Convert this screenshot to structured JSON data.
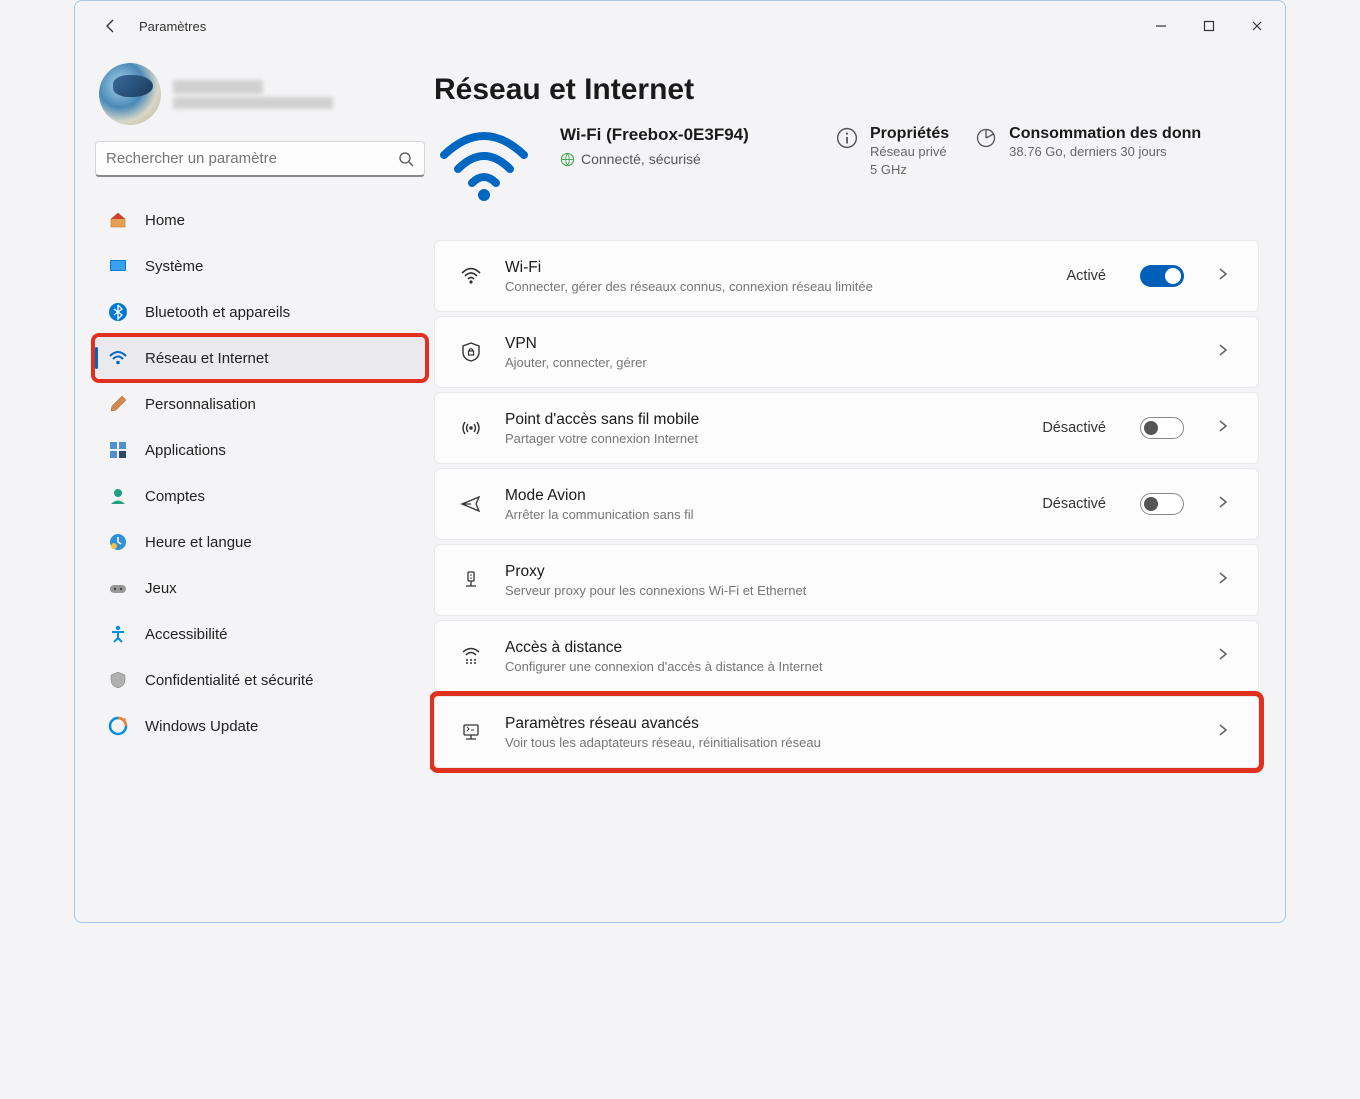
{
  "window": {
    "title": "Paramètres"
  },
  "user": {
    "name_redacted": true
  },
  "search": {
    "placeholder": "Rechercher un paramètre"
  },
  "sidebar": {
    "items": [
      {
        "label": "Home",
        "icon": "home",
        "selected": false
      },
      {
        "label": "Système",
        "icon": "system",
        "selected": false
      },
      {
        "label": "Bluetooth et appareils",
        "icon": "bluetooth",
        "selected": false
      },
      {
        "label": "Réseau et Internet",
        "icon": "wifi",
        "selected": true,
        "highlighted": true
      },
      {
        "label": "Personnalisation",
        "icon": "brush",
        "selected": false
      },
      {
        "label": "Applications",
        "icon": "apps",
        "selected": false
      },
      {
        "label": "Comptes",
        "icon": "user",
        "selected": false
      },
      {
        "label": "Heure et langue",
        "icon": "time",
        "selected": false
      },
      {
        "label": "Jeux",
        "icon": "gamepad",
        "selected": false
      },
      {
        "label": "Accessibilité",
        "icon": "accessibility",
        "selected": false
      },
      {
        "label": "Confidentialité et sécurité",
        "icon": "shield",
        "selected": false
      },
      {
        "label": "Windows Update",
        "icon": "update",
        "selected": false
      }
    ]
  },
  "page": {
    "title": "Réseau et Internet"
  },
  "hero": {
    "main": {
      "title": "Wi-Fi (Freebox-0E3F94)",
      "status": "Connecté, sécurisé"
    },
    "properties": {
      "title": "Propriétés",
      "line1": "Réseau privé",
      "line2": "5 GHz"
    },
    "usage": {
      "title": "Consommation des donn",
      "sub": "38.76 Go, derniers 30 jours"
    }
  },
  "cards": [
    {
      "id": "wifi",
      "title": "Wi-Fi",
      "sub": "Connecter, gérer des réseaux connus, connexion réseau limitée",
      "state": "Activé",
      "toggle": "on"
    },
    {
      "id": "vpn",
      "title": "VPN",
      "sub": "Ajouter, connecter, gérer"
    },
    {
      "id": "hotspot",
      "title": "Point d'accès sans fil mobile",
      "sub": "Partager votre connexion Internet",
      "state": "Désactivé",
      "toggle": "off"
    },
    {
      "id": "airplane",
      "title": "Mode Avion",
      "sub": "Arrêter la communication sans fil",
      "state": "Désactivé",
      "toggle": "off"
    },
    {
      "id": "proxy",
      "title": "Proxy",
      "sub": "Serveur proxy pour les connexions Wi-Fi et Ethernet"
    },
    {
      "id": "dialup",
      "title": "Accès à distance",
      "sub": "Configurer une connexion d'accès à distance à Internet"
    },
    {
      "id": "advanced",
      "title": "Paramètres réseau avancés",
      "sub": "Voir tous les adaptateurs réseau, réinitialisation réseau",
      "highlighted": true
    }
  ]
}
□ □ □ □
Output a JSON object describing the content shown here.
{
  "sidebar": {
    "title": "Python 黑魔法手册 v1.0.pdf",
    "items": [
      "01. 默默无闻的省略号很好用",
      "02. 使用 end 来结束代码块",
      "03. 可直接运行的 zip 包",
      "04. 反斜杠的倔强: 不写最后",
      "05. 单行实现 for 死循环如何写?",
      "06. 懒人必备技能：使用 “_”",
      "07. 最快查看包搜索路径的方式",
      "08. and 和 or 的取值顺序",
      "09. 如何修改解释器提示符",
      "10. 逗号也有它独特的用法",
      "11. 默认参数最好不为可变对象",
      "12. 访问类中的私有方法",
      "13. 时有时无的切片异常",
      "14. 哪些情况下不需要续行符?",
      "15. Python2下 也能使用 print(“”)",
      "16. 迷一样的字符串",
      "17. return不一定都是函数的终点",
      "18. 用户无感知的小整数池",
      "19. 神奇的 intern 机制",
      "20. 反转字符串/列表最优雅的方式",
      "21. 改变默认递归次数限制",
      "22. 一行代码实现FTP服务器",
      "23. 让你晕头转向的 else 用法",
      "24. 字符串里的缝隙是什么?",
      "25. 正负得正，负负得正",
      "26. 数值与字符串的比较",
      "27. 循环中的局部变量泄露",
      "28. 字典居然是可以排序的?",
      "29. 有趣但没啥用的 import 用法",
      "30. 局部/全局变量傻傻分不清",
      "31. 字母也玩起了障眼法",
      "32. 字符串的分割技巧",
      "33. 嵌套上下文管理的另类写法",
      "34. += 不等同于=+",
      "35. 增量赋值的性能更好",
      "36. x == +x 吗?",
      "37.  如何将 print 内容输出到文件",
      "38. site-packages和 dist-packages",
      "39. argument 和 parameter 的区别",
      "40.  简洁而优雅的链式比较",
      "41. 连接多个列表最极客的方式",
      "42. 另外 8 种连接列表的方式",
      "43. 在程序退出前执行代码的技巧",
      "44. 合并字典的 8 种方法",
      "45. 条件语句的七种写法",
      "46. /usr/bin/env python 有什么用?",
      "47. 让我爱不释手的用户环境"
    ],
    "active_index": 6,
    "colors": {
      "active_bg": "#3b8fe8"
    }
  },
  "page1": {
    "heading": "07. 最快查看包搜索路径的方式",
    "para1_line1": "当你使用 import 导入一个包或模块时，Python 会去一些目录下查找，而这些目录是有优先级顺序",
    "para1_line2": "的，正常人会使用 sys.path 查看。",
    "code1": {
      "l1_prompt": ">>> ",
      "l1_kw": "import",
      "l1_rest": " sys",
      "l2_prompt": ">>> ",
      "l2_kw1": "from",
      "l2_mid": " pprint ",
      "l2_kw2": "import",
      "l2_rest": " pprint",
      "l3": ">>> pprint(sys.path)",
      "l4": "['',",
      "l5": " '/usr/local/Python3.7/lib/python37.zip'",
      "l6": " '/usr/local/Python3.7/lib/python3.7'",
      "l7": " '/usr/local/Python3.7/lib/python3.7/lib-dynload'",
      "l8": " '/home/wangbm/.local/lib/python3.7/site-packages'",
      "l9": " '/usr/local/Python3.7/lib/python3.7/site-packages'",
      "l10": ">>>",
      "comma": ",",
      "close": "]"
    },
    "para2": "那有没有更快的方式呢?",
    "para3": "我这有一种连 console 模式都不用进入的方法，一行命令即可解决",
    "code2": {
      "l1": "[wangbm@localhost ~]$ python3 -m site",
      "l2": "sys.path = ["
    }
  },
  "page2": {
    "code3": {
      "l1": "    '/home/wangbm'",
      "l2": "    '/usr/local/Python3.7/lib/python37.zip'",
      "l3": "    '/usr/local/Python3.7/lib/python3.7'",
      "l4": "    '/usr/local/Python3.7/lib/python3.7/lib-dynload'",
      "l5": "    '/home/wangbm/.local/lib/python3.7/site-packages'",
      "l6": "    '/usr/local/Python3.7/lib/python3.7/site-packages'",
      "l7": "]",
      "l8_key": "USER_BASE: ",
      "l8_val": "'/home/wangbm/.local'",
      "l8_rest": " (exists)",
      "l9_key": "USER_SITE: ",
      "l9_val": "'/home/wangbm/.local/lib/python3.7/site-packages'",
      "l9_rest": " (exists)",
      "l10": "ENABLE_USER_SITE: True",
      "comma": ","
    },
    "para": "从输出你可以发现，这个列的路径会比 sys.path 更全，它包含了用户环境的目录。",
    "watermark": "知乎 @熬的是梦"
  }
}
□ □ □ □
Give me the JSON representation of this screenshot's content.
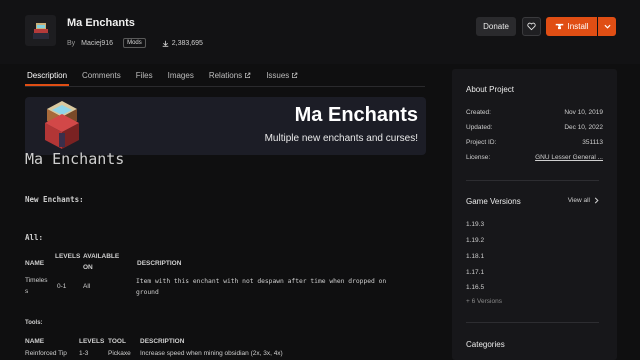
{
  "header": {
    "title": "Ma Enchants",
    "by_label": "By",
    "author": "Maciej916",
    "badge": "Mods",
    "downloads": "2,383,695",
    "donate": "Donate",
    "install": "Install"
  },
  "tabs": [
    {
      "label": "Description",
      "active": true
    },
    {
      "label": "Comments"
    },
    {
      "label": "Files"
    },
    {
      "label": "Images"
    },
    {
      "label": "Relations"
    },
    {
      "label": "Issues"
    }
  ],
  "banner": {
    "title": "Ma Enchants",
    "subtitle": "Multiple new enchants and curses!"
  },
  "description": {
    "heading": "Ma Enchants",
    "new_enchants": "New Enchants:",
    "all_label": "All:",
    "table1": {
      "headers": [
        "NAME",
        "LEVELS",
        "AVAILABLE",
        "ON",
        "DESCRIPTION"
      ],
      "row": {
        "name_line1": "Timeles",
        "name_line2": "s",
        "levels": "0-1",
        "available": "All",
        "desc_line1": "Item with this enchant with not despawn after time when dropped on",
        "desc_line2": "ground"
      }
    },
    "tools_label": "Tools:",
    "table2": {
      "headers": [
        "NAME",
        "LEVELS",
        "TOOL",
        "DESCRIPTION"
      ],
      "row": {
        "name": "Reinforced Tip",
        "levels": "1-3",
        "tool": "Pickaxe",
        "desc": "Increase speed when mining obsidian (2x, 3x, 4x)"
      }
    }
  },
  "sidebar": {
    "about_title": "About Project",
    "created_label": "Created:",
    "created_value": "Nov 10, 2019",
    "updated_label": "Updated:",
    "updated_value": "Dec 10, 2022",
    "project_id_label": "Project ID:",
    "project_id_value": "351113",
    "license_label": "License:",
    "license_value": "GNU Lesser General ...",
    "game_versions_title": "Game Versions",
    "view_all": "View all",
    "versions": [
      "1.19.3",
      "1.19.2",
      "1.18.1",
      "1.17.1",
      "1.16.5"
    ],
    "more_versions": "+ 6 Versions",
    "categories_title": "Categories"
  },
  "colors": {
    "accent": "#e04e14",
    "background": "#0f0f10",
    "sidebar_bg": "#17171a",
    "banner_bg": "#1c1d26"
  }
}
□ □ □ □
*Exercise brief*
Go through the entries above and pull out each line with "最快查看包搜索路径的方式" in it.

*The completed task*
      "07. 最快查看包搜索路径的方式",
    "heading": "07. 最快查看包搜索路径的方式",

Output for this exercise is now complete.